Extracted entries:
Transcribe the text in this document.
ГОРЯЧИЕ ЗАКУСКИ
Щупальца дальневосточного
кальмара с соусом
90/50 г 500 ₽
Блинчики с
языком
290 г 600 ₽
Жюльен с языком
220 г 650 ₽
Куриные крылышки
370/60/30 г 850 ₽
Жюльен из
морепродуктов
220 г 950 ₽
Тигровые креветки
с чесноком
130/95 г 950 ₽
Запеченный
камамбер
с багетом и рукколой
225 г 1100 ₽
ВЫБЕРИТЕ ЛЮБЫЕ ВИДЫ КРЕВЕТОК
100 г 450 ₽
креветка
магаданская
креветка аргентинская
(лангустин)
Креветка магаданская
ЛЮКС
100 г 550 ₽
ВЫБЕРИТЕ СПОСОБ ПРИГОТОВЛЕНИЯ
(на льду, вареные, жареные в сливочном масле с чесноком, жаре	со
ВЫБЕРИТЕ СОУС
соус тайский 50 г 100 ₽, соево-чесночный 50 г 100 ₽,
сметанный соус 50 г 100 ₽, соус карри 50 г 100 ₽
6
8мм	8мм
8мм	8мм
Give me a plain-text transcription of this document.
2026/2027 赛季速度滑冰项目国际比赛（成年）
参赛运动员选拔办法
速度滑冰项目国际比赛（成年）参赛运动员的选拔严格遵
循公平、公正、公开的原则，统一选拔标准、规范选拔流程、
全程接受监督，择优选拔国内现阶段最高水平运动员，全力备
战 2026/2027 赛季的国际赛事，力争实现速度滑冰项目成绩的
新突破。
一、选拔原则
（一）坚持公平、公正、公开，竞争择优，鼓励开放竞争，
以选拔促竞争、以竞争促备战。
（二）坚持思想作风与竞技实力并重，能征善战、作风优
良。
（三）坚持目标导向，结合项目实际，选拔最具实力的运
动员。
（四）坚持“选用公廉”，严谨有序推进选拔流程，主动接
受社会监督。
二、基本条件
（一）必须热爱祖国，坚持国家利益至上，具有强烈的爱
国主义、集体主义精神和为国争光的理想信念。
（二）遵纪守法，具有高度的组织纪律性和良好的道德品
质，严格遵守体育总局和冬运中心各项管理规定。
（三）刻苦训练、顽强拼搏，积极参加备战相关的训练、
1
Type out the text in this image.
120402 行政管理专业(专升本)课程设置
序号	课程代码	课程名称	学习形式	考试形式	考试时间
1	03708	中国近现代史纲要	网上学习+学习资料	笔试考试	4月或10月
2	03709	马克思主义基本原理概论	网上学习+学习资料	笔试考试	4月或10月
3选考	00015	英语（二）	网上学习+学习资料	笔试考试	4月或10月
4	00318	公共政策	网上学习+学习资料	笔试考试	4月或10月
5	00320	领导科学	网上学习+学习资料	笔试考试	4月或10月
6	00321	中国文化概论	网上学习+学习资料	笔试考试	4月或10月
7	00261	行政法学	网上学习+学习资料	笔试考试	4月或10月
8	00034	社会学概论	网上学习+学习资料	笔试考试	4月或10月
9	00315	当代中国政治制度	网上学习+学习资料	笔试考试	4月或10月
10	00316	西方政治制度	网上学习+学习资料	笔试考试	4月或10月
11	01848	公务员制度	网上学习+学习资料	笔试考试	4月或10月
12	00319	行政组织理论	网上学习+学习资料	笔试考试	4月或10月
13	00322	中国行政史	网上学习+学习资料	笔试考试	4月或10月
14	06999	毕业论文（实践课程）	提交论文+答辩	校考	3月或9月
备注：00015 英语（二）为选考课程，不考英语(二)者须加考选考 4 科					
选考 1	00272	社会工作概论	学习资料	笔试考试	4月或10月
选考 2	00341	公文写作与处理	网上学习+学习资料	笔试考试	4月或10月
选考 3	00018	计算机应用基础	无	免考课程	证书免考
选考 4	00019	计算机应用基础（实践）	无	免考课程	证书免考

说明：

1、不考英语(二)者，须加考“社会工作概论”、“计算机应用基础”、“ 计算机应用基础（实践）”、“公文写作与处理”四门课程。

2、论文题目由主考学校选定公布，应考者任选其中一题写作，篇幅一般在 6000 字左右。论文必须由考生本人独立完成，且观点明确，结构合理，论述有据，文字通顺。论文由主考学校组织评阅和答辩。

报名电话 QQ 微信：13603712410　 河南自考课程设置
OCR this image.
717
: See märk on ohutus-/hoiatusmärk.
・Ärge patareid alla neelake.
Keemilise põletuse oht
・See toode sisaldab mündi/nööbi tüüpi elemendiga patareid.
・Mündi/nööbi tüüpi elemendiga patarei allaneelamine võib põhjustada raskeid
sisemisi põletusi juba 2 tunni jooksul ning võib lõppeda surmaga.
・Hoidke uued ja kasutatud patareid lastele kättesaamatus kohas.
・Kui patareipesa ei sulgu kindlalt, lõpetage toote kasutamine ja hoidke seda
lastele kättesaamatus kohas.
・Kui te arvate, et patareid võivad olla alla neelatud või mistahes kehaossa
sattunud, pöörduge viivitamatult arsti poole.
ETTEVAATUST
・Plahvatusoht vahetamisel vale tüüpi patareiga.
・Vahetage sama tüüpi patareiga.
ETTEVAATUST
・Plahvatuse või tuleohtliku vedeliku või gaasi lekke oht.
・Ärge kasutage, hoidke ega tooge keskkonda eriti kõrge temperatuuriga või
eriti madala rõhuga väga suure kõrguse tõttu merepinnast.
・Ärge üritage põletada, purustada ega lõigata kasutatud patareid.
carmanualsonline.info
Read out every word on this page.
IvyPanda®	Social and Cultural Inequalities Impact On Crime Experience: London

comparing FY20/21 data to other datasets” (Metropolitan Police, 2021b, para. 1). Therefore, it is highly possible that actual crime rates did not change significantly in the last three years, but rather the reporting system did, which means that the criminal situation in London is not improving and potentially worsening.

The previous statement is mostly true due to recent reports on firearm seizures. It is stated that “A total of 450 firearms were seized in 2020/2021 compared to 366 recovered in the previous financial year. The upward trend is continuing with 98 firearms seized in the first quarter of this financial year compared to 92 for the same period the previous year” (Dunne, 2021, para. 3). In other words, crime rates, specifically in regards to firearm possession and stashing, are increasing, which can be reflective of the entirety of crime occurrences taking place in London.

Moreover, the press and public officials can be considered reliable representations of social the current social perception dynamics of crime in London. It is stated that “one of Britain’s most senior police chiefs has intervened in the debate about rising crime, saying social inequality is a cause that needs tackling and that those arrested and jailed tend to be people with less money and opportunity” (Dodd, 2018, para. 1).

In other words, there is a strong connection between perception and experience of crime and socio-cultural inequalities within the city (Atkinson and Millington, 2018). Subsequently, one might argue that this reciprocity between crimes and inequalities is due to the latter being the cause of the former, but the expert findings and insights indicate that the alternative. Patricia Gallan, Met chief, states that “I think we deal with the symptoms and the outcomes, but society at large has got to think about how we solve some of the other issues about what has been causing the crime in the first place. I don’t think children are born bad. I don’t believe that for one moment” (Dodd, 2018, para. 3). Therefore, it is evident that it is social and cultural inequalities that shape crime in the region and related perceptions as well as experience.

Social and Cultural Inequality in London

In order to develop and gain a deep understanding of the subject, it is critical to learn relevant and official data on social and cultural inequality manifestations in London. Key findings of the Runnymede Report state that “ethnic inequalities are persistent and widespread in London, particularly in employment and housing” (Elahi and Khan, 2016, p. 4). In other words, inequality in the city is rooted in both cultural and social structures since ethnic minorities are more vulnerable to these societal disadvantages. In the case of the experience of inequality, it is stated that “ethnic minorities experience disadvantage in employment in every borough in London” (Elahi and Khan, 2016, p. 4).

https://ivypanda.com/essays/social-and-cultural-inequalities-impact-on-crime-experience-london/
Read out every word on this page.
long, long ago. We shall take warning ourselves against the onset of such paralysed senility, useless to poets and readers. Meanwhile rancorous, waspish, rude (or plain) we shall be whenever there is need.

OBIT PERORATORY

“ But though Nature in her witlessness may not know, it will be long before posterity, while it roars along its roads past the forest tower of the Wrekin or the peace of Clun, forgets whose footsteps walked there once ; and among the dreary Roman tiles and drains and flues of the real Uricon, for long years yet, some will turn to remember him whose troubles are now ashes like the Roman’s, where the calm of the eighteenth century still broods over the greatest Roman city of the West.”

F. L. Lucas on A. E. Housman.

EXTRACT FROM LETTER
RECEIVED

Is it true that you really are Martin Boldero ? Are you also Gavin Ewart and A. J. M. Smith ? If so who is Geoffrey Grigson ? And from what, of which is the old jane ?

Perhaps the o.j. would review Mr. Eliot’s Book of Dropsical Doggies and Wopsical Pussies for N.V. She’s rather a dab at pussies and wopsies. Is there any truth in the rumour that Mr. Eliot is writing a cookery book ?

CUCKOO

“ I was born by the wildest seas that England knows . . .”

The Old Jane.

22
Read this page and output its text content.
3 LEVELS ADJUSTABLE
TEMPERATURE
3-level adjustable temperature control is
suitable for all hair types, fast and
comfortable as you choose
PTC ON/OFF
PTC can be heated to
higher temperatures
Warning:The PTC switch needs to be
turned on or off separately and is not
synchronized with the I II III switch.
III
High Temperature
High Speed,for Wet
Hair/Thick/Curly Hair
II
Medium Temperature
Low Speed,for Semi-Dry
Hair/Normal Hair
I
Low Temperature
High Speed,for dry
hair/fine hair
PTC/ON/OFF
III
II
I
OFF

What you should do:
Copy out each line of the records that holds the string "years".

Correct output:
comparing FY20/21 data to other datasets” (Metropolitan Police, 2021b, para. 1). Therefore, it is highly possible that actual crime rates did not change significantly in the last three years, but rather the reporting system did, which means that the criminal situation in London is not improving and potentially worsening.
“ But though Nature in her witlessness may not know, it will be long before posterity, while it roars along its roads past the forest tower of the Wrekin or the peace of Clun, forgets whose footsteps walked there once ; and among the dreary Roman tiles and drains and flues of the real Uricon, for long years yet, some will turn to remember him whose troubles are now ashes like the Roman’s, where the calm of the eighteenth century still broods over the greatest Roman city of the West.”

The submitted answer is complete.